Scan the entries below and report only how many lines contain "document".
----- Records to use -----
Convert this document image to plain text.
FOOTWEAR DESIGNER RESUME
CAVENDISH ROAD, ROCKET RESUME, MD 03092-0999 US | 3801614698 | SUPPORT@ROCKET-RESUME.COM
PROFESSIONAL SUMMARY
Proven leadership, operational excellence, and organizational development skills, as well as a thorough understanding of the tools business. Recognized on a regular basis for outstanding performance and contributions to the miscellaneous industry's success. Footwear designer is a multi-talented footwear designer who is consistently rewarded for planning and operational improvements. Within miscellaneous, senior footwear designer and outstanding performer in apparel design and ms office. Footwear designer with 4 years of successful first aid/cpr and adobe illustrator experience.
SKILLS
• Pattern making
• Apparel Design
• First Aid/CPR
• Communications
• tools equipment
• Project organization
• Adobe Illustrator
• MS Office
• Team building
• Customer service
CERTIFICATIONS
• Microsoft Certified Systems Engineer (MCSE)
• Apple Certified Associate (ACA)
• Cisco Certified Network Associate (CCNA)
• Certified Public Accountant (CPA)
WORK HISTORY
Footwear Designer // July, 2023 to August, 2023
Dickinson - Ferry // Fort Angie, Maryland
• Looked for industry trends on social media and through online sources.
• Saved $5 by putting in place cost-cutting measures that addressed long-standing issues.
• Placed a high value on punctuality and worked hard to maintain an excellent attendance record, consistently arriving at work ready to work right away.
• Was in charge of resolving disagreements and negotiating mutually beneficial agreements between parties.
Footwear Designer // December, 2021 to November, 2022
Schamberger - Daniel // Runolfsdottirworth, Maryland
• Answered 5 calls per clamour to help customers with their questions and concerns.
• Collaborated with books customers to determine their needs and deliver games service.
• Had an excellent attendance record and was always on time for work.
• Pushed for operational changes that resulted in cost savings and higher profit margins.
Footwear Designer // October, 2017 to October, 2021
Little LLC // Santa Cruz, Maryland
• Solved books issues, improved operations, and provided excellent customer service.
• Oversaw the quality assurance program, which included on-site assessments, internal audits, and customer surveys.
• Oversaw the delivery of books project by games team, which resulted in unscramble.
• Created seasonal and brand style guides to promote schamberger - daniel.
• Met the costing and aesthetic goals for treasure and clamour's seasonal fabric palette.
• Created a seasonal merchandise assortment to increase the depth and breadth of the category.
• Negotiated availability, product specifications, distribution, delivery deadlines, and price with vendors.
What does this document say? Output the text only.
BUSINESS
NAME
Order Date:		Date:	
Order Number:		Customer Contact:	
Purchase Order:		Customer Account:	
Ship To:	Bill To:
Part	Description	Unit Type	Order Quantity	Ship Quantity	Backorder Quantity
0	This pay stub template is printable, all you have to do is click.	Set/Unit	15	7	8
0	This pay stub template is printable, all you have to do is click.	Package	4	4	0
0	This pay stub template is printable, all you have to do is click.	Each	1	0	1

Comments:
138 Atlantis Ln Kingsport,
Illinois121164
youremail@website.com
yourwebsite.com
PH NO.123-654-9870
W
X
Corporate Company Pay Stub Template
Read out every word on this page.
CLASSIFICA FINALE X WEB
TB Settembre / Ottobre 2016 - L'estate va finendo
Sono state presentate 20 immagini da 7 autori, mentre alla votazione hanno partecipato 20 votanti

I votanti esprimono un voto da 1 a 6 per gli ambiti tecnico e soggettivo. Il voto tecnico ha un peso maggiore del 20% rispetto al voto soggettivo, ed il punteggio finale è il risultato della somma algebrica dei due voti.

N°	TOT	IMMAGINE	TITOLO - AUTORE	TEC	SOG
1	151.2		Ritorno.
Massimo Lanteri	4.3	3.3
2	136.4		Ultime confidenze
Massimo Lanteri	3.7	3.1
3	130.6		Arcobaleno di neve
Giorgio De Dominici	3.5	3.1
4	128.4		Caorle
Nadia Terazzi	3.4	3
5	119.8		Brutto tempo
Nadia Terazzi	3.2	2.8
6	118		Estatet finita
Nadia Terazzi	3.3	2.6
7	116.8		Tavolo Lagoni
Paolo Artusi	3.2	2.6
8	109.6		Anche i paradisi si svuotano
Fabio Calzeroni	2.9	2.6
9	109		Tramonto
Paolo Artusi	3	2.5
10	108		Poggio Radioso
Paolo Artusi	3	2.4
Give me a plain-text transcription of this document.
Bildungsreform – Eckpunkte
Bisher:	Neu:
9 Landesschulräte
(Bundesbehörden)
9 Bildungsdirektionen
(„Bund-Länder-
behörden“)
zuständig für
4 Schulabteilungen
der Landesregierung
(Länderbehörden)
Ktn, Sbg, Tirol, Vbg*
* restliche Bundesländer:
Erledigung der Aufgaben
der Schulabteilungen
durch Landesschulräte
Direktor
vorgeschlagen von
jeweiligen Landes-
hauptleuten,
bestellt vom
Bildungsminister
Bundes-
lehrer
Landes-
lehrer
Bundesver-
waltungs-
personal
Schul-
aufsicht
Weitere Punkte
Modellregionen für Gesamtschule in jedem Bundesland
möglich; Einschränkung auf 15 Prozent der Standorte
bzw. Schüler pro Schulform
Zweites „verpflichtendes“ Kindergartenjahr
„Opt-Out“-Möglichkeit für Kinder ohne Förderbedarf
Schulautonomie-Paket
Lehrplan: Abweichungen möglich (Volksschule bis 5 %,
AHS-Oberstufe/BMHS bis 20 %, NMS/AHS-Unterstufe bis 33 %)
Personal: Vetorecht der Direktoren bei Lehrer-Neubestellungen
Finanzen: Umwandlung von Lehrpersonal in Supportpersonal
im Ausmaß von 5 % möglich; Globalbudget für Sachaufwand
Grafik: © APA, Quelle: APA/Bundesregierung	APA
-----
- [Solution]: 3